*** Document excerpt
A Python API for Tesseract
- Python >= 2.7 or >= 3.2
- NumPy >= 1.6
- Tesseract >= 3.02
It's the usual distutils dance -- run python setup.py
for more details.
If your Tesseract installation's files are not in the standard system paths, you may need to create a setup.cfg
with the following contents:
[build_ext]
include-dirs=/path/to/tesseract/include
library-dirs=/path/to/tesseract/lib
Here's a simple example that requires OpenCV:
import cv2
import tesserpy
tess = tesserpy.Tesseract("/path/to/tessdata/prefix", language="eng")
# Anything exposed by SetVariable / GetVariableAsString is an attribute
tess.tessedit_char_whitelist = """'"!@#$%^&*()_+-=[]{};,.<>/?`~abcdefghijklmnopqrstuvwxyzABCDEFGHIJKLMNOPQRSTUVWXYZ0123456789"""
******
*** Collected data
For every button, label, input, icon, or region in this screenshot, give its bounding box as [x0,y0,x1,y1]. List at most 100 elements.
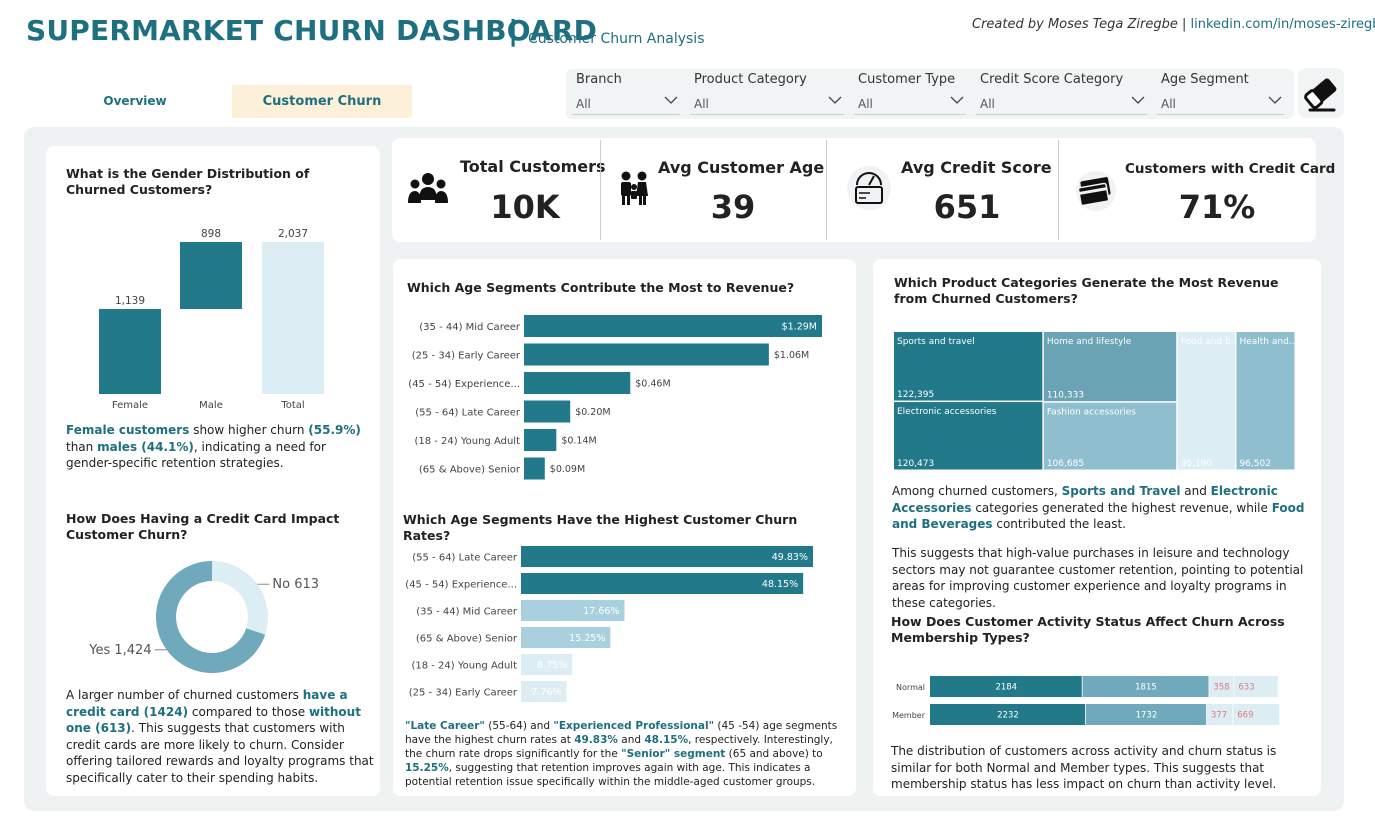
******
**Task goal**
Reproduce, word for word, the entire text about the Python API for Tesseract.

**Solution to the problem**
A Python API for Tesseract
- Python >= 2.7 or >= 3.2
- NumPy >= 1.6
- Tesseract >= 3.02
It's the usual distutils dance -- run python setup.py
for more details.
If your Tesseract installation's files are not in the standard system paths, you may need to create a setup.cfg
with the following contents:
[build_ext]
include-dirs=/path/to/tesseract/include
library-dirs=/path/to/tesseract/lib
Here's a simple example that requires OpenCV:
import cv2
import tesserpy
tess = tesserpy.Tesseract("/path/to/tessdata/prefix", language="eng")
# Anything exposed by SetVariable / GetVariableAsString is an attribute
tess.tessedit_char_whitelist = """'"!@#$%^&*()_+-=[]{};,.<>/?`~abcdefghijklmnopqrstuvwxyzABCDEFGHIJKLMNOPQRSTUVWXYZ0123456789"""